__AIM OF THE EXERCISE__: Return, word for word, every line that follows.
— begin —
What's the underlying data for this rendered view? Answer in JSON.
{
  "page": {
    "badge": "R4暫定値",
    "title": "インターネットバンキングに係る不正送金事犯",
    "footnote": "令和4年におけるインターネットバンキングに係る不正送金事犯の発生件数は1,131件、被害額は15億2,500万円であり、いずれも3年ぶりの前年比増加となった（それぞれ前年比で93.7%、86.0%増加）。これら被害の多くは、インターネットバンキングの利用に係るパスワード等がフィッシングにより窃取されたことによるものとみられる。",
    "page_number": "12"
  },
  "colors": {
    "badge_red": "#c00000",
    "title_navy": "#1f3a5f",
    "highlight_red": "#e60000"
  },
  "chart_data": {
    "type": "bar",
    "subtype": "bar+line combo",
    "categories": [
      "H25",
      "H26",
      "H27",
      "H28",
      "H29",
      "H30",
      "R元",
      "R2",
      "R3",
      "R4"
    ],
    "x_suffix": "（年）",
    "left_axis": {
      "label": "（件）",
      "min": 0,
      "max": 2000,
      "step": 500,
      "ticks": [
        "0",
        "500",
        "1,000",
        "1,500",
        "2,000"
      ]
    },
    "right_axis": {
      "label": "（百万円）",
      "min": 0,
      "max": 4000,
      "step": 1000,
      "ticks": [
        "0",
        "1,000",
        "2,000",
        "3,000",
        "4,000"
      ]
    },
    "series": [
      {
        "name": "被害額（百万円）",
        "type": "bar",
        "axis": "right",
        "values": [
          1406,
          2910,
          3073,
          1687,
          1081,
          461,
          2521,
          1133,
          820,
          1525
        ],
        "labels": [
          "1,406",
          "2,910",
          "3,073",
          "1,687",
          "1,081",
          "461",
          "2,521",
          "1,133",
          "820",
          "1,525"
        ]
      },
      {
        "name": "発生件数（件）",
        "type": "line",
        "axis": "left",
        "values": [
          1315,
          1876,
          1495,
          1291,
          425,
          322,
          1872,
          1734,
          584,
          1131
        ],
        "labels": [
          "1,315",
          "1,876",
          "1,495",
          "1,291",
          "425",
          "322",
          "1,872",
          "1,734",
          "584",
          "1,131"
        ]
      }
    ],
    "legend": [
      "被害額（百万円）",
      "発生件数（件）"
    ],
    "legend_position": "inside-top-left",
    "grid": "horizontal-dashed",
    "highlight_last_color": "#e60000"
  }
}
— end —
__EXERCISE RESPONSE__:
What's the underlying data for this rendered view? Answer in JSON.
{
  "page": {
    "badge": "R4暫定値",
    "title": "インターネットバンキングに係る不正送金事犯",
    "footnote": "令和4年におけるインターネットバンキングに係る不正送金事犯の発生件数は1,131件、被害額は15億2,500万円であり、いずれも3年ぶりの前年比増加となった（それぞれ前年比で93.7%、86.0%増加）。これら被害の多くは、インターネットバンキングの利用に係るパスワード等がフィッシングにより窃取されたことによるものとみられる。",
    "page_number": "12"
  },
  "colors": {
    "badge_red": "#c00000",
    "title_navy": "#1f3a5f",
    "highlight_red": "#e60000"
  },
  "chart_data": {
    "type": "bar",
    "subtype": "bar+line combo",
    "categories": [
      "H25",
      "H26",
      "H27",
      "H28",
      "H29",
      "H30",
      "R元",
      "R2",
      "R3",
      "R4"
    ],
    "x_suffix": "（年）",
    "left_axis": {
      "label": "（件）",
      "min": 0,
      "max": 2000,
      "step": 500,
      "ticks": [
        "0",
        "500",
        "1,000",
        "1,500",
        "2,000"
      ]
    },
    "right_axis": {
      "label": "（百万円）",
      "min": 0,
      "max": 4000,
      "step": 1000,
      "ticks": [
        "0",
        "1,000",
        "2,000",
        "3,000",
        "4,000"
      ]
    },
    "series": [
      {
        "name": "被害額（百万円）",
        "type": "bar",
        "axis": "right",
        "values": [
          1406,
          2910,
          3073,
          1687,
          1081,
          461,
          2521,
          1133,
          820,
          1525
        ],
        "labels": [
          "1,406",
          "2,910",
          "3,073",
          "1,687",
          "1,081",
          "461",
          "2,521",
          "1,133",
          "820",
          "1,525"
        ]
      },
      {
        "name": "発生件数（件）",
        "type": "line",
        "axis": "left",
        "values": [
          1315,
          1876,
          1495,
          1291,
          425,
          322,
          1872,
          1734,
          584,
          1131
        ],
        "labels": [
          "1,315",
          "1,876",
          "1,495",
          "1,291",
          "425",
          "322",
          "1,872",
          "1,734",
          "584",
          "1,131"
        ]
      }
    ],
    "legend": [
      "被害額（百万円）",
      "発生件数（件）"
    ],
    "legend_position": "inside-top-left",
    "grid": "horizontal-dashed",
    "highlight_last_color": "#e60000"
  }
}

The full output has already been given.